Text to read:
--- Start ---

Running at full speed (step 128) and the crackle is still there but the locomotive mostly powers through. Slow speeds not so much.
Pressing down on any of the trucks with a finger on the appropriate part of the locomotive restores power. Pressing gently on the right side of any of the trucks restores power, even pressing on the driveshafts seems to be enough.
It seems to be a pickup problem from wheel to truck pick up. All is clean and lubricated. The truck electrical contacts are all clean and de-oxidized. Plugs have been removed, cleaned with contact cleaner and replaced into the sockets. No obvious wiring continuity issues there.
My plan is to install an 8 pin dummy plug and see if it might be the decoder. Have to get one first.
Any ideas welcomed. The previous owner did a really great paint and decal job so I’d like to fully restore this interesting locomotive.
Custom painted you say? Might have paint where paint shouldn’t be, deoxit won’t clean that off.

--- End ---

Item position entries
--- Start ---

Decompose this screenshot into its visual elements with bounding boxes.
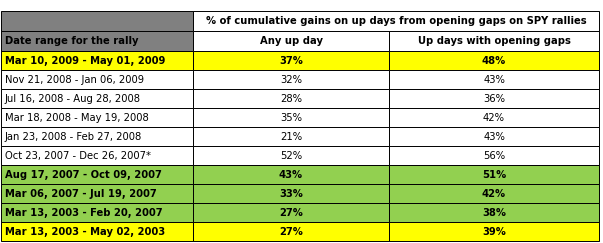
Text: 42%: 42% <box>482 189 506 199</box>
Bar <box>193 11 599 31</box>
Text: 39%: 39% <box>482 226 506 236</box>
Bar <box>193 165 389 184</box>
Bar <box>193 127 389 146</box>
Text: 28%: 28% <box>280 94 302 104</box>
Text: Mar 13, 2003 - Feb 20, 2007: Mar 13, 2003 - Feb 20, 2007 <box>5 208 163 217</box>
Bar <box>1 51 193 70</box>
Text: 48%: 48% <box>482 55 506 66</box>
Bar <box>1 70 193 89</box>
Bar <box>389 51 599 70</box>
Text: 51%: 51% <box>482 170 506 180</box>
Bar <box>193 222 389 241</box>
Text: Nov 21, 2008 - Jan 06, 2009: Nov 21, 2008 - Jan 06, 2009 <box>5 75 144 85</box>
Text: Any up day: Any up day <box>259 36 323 46</box>
Bar <box>193 146 389 165</box>
Bar <box>1 11 193 31</box>
Text: Mar 06, 2007 - Jul 19, 2007: Mar 06, 2007 - Jul 19, 2007 <box>5 189 157 199</box>
Text: Date range for the rally: Date range for the rally <box>5 36 139 46</box>
Text: 43%: 43% <box>483 75 505 85</box>
Text: % of cumulative gains on up days from opening gaps on SPY rallies: % of cumulative gains on up days from op… <box>206 16 586 26</box>
Text: Up days with opening gaps: Up days with opening gaps <box>417 36 570 46</box>
Text: 35%: 35% <box>280 113 302 122</box>
Text: Jul 16, 2008 - Aug 28, 2008: Jul 16, 2008 - Aug 28, 2008 <box>5 94 141 104</box>
Bar <box>389 184 599 203</box>
Text: 21%: 21% <box>280 131 302 141</box>
Bar <box>193 184 389 203</box>
Bar <box>193 89 389 108</box>
Text: 27%: 27% <box>279 208 303 217</box>
Text: Mar 10, 2009 - May 01, 2009: Mar 10, 2009 - May 01, 2009 <box>5 55 165 66</box>
Text: 43%: 43% <box>483 131 505 141</box>
Bar <box>389 203 599 222</box>
Bar <box>1 89 193 108</box>
Bar <box>193 108 389 127</box>
Text: 36%: 36% <box>483 94 505 104</box>
Bar <box>1 184 193 203</box>
Text: 27%: 27% <box>279 226 303 236</box>
Bar <box>193 31 389 51</box>
Text: 33%: 33% <box>279 189 303 199</box>
Bar <box>389 31 599 51</box>
Bar <box>1 127 193 146</box>
Bar <box>389 89 599 108</box>
Text: 52%: 52% <box>280 150 302 160</box>
Bar <box>389 127 599 146</box>
Bar <box>1 108 193 127</box>
Bar <box>1 31 193 51</box>
Bar <box>389 146 599 165</box>
Bar <box>389 222 599 241</box>
Text: Oct 23, 2007 - Dec 26, 2007*: Oct 23, 2007 - Dec 26, 2007* <box>5 150 151 160</box>
Text: Mar 13, 2003 - May 02, 2003: Mar 13, 2003 - May 02, 2003 <box>5 226 165 236</box>
Bar <box>389 70 599 89</box>
Text: 42%: 42% <box>483 113 505 122</box>
Bar <box>389 165 599 184</box>
Text: 38%: 38% <box>482 208 506 217</box>
Bar <box>1 146 193 165</box>
Text: 32%: 32% <box>280 75 302 85</box>
Bar <box>1 165 193 184</box>
Text: 56%: 56% <box>483 150 505 160</box>
Bar <box>193 70 389 89</box>
Text: Mar 18, 2008 - May 19, 2008: Mar 18, 2008 - May 19, 2008 <box>5 113 149 122</box>
Text: 37%: 37% <box>279 55 303 66</box>
Bar <box>193 51 389 70</box>
Text: 43%: 43% <box>279 170 303 180</box>
Bar <box>1 222 193 241</box>
Text: Jan 23, 2008 - Feb 27, 2008: Jan 23, 2008 - Feb 27, 2008 <box>5 131 142 141</box>
Bar <box>1 203 193 222</box>
Bar <box>193 203 389 222</box>
Text: Aug 17, 2007 - Oct 09, 2007: Aug 17, 2007 - Oct 09, 2007 <box>5 170 162 180</box>
Bar <box>389 108 599 127</box>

--- End ---

What the task requires:
In the text about the locomotive's power problem, list every action that it says restores power.

Exercise solution:
- Pressing down on any of the trucks with a finger on the appropriate part of the locomotive
- Pressing gently on the right side of any of the trucks
- Pressing on the driveshafts